((
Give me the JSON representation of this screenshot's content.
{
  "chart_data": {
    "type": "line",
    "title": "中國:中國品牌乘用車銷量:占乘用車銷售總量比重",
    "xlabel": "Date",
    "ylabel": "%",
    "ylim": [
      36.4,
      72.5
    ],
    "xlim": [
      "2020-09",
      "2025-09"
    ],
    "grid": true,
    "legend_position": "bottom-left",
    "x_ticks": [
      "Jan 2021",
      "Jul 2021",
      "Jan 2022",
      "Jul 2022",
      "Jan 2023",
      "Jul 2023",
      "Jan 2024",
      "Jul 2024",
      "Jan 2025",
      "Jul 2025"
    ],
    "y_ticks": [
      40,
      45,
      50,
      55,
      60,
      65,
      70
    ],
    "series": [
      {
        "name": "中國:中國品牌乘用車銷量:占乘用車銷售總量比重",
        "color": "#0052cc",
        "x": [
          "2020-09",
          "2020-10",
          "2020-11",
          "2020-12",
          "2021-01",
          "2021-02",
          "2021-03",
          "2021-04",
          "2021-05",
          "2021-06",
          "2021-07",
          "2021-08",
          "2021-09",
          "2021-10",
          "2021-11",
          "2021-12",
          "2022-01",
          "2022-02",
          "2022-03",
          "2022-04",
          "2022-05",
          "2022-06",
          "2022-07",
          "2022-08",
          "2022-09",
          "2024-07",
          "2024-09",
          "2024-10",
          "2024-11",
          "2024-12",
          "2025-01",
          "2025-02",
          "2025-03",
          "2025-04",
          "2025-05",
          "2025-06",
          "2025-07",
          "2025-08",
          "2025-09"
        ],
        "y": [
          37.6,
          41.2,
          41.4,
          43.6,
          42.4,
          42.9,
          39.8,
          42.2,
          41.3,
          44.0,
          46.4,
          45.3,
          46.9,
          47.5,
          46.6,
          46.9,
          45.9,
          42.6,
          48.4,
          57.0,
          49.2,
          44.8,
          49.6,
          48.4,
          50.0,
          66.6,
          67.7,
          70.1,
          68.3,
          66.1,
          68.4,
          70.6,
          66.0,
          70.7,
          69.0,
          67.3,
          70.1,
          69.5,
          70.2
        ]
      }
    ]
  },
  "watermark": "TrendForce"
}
))
## What this task involves
Write out every record shown above, word for word.

## Answer to the exercise
Give me the JSON representation of this screenshot's content.
{
  "chart_data": {
    "type": "line",
    "title": "中國:中國品牌乘用車銷量:占乘用車銷售總量比重",
    "xlabel": "Date",
    "ylabel": "%",
    "ylim": [
      36.4,
      72.5
    ],
    "xlim": [
      "2020-09",
      "2025-09"
    ],
    "grid": true,
    "legend_position": "bottom-left",
    "x_ticks": [
      "Jan 2021",
      "Jul 2021",
      "Jan 2022",
      "Jul 2022",
      "Jan 2023",
      "Jul 2023",
      "Jan 2024",
      "Jul 2024",
      "Jan 2025",
      "Jul 2025"
    ],
    "y_ticks": [
      40,
      45,
      50,
      55,
      60,
      65,
      70
    ],
    "series": [
      {
        "name": "中國:中國品牌乘用車銷量:占乘用車銷售總量比重",
        "color": "#0052cc",
        "x": [
          "2020-09",
          "2020-10",
          "2020-11",
          "2020-12",
          "2021-01",
          "2021-02",
          "2021-03",
          "2021-04",
          "2021-05",
          "2021-06",
          "2021-07",
          "2021-08",
          "2021-09",
          "2021-10",
          "2021-11",
          "2021-12",
          "2022-01",
          "2022-02",
          "2022-03",
          "2022-04",
          "2022-05",
          "2022-06",
          "2022-07",
          "2022-08",
          "2022-09",
          "2024-07",
          "2024-09",
          "2024-10",
          "2024-11",
          "2024-12",
          "2025-01",
          "2025-02",
          "2025-03",
          "2025-04",
          "2025-05",
          "2025-06",
          "2025-07",
          "2025-08",
          "2025-09"
        ],
        "y": [
          37.6,
          41.2,
          41.4,
          43.6,
          42.4,
          42.9,
          39.8,
          42.2,
          41.3,
          44.0,
          46.4,
          45.3,
          46.9,
          47.5,
          46.6,
          46.9,
          45.9,
          42.6,
          48.4,
          57.0,
          49.2,
          44.8,
          49.6,
          48.4,
          50.0,
          66.6,
          67.7,
          70.1,
          68.3,
          66.1,
          68.4,
          70.6,
          66.0,
          70.7,
          69.0,
          67.3,
          70.1,
          69.5,
          70.2
        ]
      }
    ]
  },
  "watermark": "TrendForce"
}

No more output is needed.